> [WRITTEN TASK] What follows is a set of records; restate each one word for word and drop the pictures.

> [Data tied to figure images]
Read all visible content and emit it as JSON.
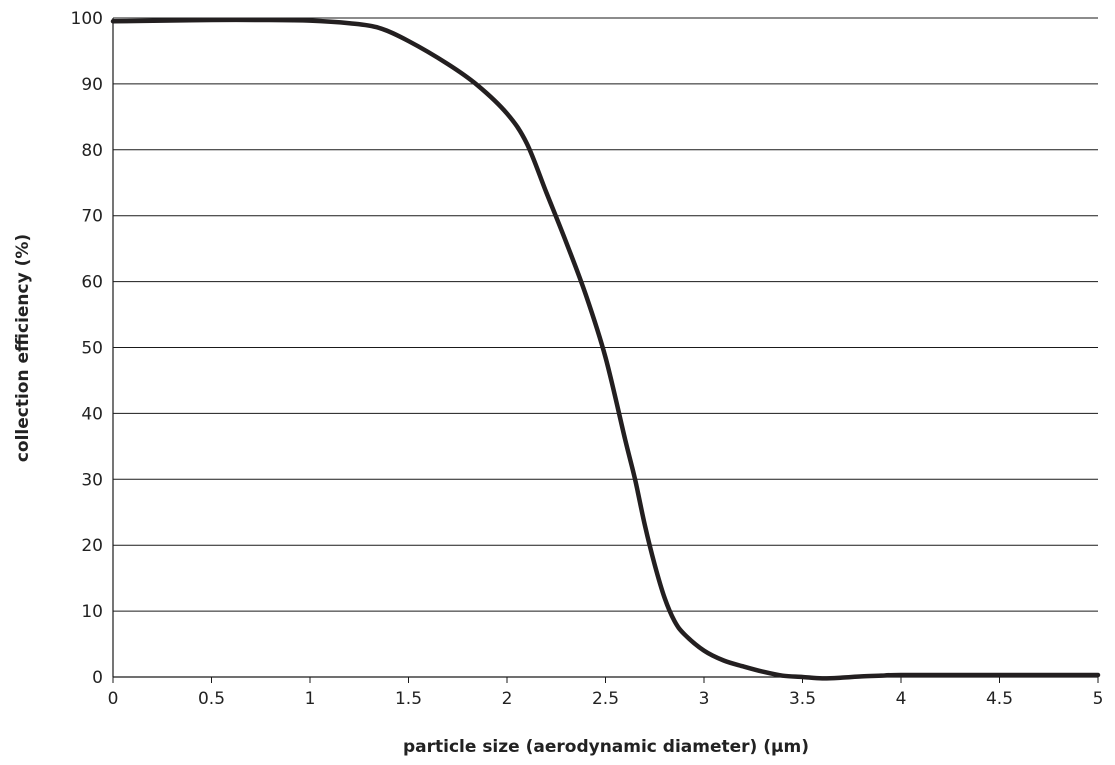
{
  "chart_data": {
    "type": "line",
    "xlabel": "particle size (aerodynamic diameter) (μm)",
    "ylabel": "collection efficiency (%)",
    "xlim": [
      0,
      5
    ],
    "ylim": [
      0,
      100
    ],
    "x_ticks": [
      "0",
      "0.5",
      "1",
      "1.5",
      "2",
      "2.5",
      "3",
      "3.5",
      "4",
      "4.5",
      "5"
    ],
    "y_ticks": [
      "0",
      "10",
      "20",
      "30",
      "40",
      "50",
      "60",
      "70",
      "80",
      "90",
      "100"
    ],
    "grid": "horizontal",
    "legend": "none",
    "series": [
      {
        "color": "#231f20",
        "x": [
          0,
          0.25,
          0.5,
          0.75,
          1.0,
          1.2,
          1.35,
          1.5,
          1.7,
          1.85,
          2.0,
          2.1,
          2.2,
          2.3,
          2.4,
          2.5,
          2.6,
          2.65,
          2.7,
          2.75,
          2.8,
          2.85,
          2.9,
          3.0,
          3.1,
          3.2,
          3.3,
          3.4,
          3.5,
          3.6,
          3.7,
          3.8,
          3.9,
          4.0,
          4.5,
          5.0
        ],
        "values": [
          99.5,
          99.6,
          99.7,
          99.7,
          99.6,
          99.2,
          98.5,
          96.5,
          93.0,
          89.8,
          85.5,
          81.0,
          73.5,
          66.0,
          58.0,
          48.5,
          36.0,
          30.0,
          23.0,
          17.0,
          12.0,
          8.5,
          6.5,
          4.0,
          2.5,
          1.6,
          0.8,
          0.2,
          0.0,
          -0.2,
          -0.1,
          0.1,
          0.2,
          0.3,
          0.3,
          0.3
        ]
      }
    ]
  }
}
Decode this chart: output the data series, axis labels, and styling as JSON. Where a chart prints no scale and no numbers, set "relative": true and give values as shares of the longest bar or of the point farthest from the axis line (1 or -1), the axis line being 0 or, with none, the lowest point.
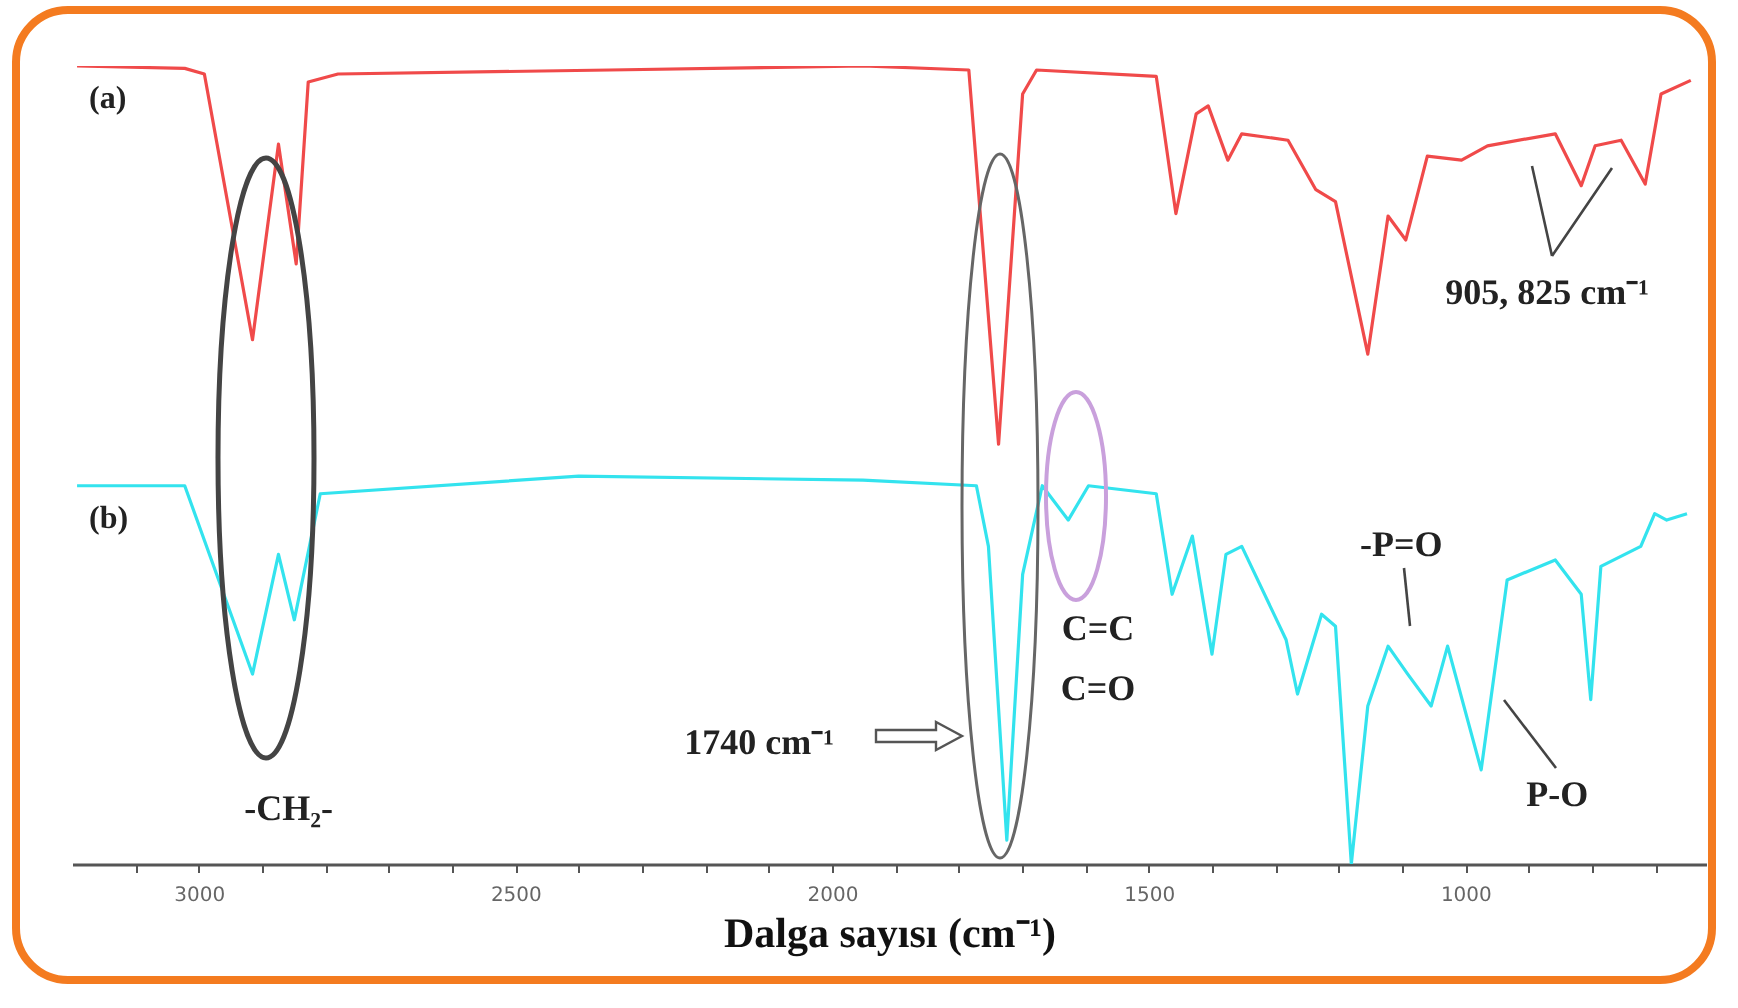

> [CORRECT ANSWER]
Read all visible content and emit it as JSON.
{
  "chart_data": {
    "type": "line",
    "xlabel": "particle size (aerodynamic diameter) (μm)",
    "ylabel": "collection efficiency (%)",
    "xlim": [
      0,
      5
    ],
    "ylim": [
      0,
      100
    ],
    "x_ticks": [
      "0",
      "0.5",
      "1",
      "1.5",
      "2",
      "2.5",
      "3",
      "3.5",
      "4",
      "4.5",
      "5"
    ],
    "y_ticks": [
      "0",
      "10",
      "20",
      "30",
      "40",
      "50",
      "60",
      "70",
      "80",
      "90",
      "100"
    ],
    "grid": "horizontal",
    "legend": "none",
    "series": [
      {
        "color": "#231f20",
        "x": [
          0,
          0.25,
          0.5,
          0.75,
          1.0,
          1.2,
          1.35,
          1.5,
          1.7,
          1.85,
          2.0,
          2.1,
          2.2,
          2.3,
          2.4,
          2.5,
          2.6,
          2.65,
          2.7,
          2.75,
          2.8,
          2.85,
          2.9,
          3.0,
          3.1,
          3.2,
          3.3,
          3.4,
          3.5,
          3.6,
          3.7,
          3.8,
          3.9,
          4.0,
          4.5,
          5.0
        ],
        "values": [
          99.5,
          99.6,
          99.7,
          99.7,
          99.6,
          99.2,
          98.5,
          96.5,
          93.0,
          89.8,
          85.5,
          81.0,
          73.5,
          66.0,
          58.0,
          48.5,
          36.0,
          30.0,
          23.0,
          17.0,
          12.0,
          8.5,
          6.5,
          4.0,
          2.5,
          1.6,
          0.8,
          0.2,
          0.0,
          -0.2,
          -0.1,
          0.1,
          0.2,
          0.3,
          0.3,
          0.3
        ]
      }
    ]
  }
}
Decode this chart: output the data series, axis labels, and styling as JSON. Where a chart prints no scale and no numbers, set "relative": true and give values as shares of the longest bar or of the point farthest from the axis line (1 or -1), the axis line being 0 or, with none, the lowest point.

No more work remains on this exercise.